======== Material supplied

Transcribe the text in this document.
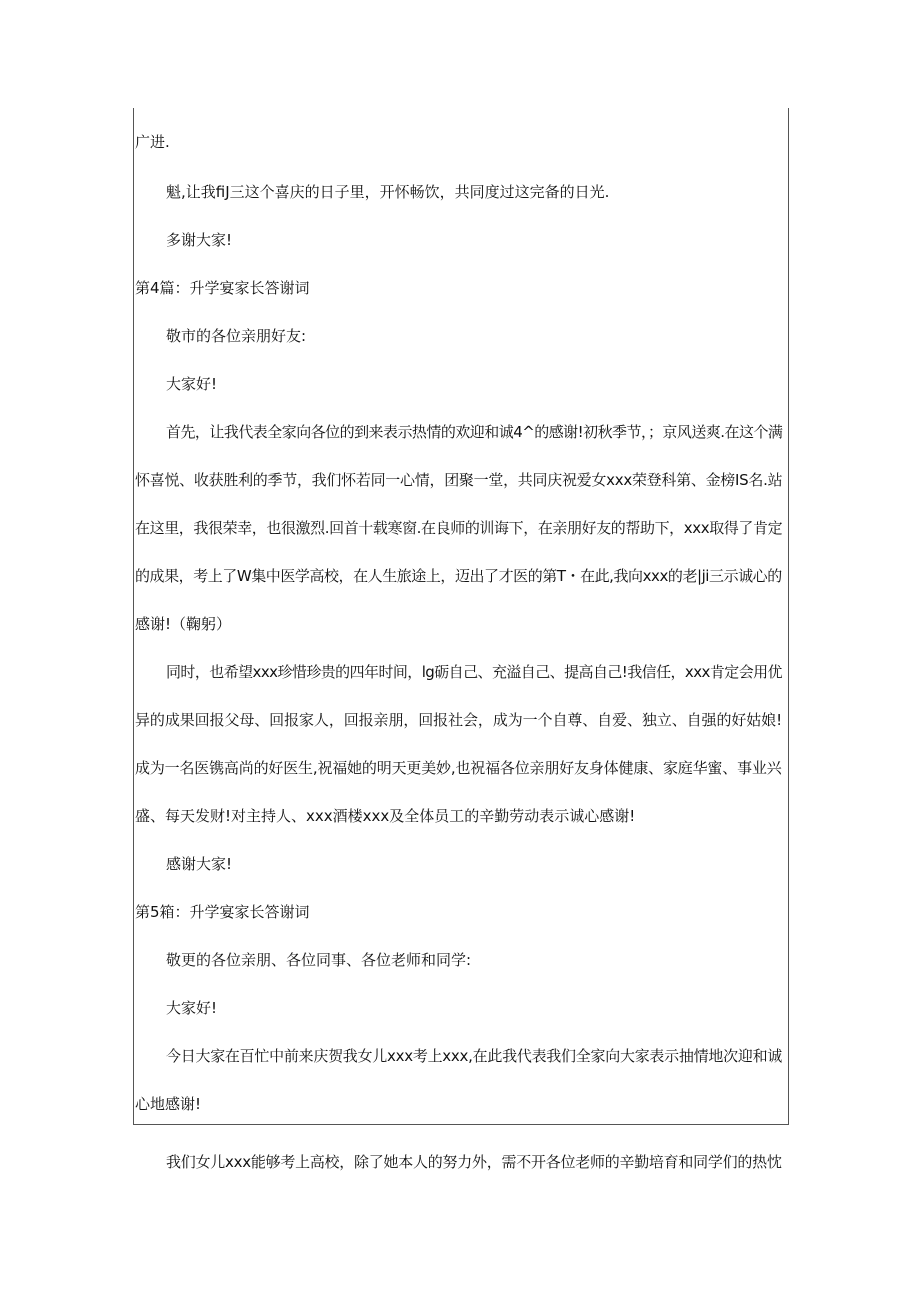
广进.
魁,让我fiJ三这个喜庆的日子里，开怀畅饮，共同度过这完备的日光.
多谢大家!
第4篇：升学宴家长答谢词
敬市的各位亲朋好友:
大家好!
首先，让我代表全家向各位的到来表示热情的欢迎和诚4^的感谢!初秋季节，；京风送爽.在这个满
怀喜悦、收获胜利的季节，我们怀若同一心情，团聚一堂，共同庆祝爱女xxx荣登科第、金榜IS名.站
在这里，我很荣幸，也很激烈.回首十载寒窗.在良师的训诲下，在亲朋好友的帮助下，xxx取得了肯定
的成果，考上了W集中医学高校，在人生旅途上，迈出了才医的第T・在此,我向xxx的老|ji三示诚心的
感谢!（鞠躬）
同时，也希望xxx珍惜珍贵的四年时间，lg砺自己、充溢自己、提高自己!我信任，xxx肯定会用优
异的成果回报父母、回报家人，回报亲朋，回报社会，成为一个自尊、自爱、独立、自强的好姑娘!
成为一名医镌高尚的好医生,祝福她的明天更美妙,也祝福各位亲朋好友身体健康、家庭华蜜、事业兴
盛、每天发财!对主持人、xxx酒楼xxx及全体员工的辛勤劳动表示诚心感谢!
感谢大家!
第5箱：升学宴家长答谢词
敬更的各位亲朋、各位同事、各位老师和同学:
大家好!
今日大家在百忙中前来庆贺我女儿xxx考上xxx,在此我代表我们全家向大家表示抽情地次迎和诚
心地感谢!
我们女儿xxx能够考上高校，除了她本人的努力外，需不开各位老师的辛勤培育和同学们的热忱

================
======== Material supplied

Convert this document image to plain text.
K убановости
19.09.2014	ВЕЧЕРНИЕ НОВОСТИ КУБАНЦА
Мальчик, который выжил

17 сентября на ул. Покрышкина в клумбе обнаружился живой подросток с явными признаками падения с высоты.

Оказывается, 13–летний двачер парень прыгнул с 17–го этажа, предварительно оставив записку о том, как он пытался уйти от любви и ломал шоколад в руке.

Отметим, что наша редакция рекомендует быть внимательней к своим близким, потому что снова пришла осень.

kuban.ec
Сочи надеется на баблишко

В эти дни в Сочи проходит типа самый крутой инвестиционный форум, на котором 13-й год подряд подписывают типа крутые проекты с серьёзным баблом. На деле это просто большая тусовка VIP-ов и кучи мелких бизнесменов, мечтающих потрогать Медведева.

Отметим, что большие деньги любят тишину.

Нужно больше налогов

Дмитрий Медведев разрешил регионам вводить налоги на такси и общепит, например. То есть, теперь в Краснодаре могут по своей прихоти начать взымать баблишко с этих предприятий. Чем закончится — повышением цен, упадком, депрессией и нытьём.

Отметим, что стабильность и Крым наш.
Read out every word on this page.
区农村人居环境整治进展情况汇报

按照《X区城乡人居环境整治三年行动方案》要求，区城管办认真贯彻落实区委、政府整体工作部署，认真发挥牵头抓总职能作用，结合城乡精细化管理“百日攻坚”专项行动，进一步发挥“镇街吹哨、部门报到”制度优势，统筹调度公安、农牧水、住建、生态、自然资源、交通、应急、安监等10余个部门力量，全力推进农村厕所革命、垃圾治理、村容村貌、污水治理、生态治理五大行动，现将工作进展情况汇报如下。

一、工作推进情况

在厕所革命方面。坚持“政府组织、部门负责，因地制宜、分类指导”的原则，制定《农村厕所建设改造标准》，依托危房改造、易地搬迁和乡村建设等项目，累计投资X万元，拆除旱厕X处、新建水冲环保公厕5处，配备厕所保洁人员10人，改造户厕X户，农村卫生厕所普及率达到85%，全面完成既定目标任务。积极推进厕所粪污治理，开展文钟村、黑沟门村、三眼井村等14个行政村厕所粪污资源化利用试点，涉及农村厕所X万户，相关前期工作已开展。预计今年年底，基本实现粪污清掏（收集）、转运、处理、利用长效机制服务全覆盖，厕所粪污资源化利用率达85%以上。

================

◆ **What is expected**:
How many lines of the listing above include the word "баблишко"? State the number and nothing else.

◆ **Correct result**:
2